(Dataset entries)
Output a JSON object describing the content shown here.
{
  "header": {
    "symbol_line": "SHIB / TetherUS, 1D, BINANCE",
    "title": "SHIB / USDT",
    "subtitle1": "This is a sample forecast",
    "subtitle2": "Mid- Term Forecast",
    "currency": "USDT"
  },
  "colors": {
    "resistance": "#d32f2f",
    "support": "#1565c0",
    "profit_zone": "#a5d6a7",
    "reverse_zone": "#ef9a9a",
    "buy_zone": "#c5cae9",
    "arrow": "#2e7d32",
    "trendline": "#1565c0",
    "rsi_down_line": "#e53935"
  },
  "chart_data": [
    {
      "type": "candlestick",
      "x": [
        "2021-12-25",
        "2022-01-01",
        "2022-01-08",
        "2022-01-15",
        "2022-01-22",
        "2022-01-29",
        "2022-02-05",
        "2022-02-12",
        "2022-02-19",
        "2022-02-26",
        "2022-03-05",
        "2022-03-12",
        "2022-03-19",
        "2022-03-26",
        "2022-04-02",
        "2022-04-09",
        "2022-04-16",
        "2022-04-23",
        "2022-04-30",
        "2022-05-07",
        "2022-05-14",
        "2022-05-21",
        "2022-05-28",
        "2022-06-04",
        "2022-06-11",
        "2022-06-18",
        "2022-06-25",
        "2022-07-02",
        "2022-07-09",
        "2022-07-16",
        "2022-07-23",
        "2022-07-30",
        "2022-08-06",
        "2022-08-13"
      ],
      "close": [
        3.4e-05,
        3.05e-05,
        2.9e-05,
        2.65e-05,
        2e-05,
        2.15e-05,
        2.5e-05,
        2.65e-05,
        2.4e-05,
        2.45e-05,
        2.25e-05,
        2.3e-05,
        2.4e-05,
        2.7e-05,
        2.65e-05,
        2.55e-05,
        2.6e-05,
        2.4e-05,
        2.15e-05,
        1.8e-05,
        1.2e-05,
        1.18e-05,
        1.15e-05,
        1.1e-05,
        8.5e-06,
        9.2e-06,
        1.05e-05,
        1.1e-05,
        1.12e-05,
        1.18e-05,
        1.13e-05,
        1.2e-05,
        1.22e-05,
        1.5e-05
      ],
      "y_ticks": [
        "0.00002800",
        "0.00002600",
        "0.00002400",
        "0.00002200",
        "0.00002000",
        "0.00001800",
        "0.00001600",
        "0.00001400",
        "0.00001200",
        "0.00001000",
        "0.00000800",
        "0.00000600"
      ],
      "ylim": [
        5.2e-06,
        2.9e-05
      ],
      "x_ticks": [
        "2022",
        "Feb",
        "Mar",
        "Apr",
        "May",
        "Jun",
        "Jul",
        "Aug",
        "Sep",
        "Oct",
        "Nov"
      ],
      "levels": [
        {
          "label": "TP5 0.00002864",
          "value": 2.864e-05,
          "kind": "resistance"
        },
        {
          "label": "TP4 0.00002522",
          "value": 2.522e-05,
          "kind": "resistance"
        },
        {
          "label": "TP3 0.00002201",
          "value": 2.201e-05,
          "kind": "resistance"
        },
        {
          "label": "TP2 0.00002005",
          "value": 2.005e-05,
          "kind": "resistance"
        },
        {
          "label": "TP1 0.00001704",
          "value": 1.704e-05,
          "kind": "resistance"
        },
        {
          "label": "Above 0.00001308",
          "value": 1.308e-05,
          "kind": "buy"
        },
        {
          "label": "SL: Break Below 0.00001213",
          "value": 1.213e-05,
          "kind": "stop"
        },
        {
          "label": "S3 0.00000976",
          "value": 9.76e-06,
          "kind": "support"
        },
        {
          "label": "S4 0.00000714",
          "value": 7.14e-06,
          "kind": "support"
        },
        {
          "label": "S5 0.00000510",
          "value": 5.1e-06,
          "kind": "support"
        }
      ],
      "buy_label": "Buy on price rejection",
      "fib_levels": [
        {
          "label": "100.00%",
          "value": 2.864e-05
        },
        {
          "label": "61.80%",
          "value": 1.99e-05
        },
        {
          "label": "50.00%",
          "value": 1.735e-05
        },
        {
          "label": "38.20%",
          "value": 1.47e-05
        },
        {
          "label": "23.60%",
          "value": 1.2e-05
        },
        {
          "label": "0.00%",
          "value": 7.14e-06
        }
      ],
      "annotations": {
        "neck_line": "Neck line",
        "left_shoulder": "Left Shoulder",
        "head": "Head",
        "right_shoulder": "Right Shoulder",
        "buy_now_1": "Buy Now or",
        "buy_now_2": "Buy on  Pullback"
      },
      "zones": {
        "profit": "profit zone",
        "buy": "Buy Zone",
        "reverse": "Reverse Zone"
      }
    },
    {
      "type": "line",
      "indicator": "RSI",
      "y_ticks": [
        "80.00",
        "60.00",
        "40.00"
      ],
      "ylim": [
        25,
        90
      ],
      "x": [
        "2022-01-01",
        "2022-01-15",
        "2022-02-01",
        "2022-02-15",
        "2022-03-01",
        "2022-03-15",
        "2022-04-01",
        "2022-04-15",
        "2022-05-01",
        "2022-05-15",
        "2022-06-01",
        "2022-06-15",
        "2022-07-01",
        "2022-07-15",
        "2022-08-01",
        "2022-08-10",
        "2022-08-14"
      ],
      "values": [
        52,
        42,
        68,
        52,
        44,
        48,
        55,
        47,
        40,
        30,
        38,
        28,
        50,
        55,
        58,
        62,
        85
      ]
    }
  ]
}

**GIVEN PROBLEM**
List each line holding the string "Shoulder".

**COMPLETED TASK**
        "left_shoulder": "Left Shoulder",
        "right_shoulder": "Right Shoulder",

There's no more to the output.